#### Stated goal
Search the data below for "What"; list each line that holds it.

#### Input records

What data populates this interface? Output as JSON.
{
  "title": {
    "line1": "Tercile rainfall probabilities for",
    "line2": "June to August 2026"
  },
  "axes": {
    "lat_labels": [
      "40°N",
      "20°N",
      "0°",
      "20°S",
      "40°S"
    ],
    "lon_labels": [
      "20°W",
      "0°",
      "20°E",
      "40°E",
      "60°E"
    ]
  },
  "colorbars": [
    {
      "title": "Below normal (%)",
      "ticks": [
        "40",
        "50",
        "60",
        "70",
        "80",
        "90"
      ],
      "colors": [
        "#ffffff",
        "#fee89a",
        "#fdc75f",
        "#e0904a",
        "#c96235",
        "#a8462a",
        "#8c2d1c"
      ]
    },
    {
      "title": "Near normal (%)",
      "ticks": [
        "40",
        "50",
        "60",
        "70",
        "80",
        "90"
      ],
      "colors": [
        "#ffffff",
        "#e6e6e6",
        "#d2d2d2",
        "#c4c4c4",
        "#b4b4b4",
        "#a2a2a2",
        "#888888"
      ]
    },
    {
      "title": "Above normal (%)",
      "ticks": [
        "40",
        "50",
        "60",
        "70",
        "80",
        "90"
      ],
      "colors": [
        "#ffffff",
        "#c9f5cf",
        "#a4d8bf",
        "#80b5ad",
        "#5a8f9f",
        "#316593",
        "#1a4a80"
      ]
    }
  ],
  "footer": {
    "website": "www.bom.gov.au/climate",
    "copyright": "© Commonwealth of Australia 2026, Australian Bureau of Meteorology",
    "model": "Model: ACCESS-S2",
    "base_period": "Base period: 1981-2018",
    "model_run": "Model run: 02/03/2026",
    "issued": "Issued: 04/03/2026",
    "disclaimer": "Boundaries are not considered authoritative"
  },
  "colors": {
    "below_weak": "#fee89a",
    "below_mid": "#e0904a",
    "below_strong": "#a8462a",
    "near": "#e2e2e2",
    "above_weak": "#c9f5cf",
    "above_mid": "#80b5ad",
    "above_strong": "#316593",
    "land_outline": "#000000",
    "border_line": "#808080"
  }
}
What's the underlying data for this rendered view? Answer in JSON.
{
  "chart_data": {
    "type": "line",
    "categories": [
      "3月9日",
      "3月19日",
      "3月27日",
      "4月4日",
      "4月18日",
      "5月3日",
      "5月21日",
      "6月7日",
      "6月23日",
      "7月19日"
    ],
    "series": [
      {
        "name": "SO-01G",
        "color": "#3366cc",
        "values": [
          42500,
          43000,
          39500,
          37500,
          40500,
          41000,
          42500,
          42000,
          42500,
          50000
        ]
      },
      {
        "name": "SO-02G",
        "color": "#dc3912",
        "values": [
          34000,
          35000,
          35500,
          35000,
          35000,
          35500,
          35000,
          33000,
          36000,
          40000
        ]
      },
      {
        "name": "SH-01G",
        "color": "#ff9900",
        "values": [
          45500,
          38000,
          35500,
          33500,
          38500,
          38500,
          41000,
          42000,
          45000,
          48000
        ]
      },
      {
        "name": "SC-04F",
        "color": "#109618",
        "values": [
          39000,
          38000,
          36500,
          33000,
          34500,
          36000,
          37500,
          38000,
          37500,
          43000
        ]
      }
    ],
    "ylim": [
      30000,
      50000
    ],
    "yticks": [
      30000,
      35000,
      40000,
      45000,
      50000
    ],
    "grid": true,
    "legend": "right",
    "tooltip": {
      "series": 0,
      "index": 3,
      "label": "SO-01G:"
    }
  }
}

#### Written solution
What data populates this interface? Output as JSON.
What's the underlying data for this rendered view? Answer in JSON.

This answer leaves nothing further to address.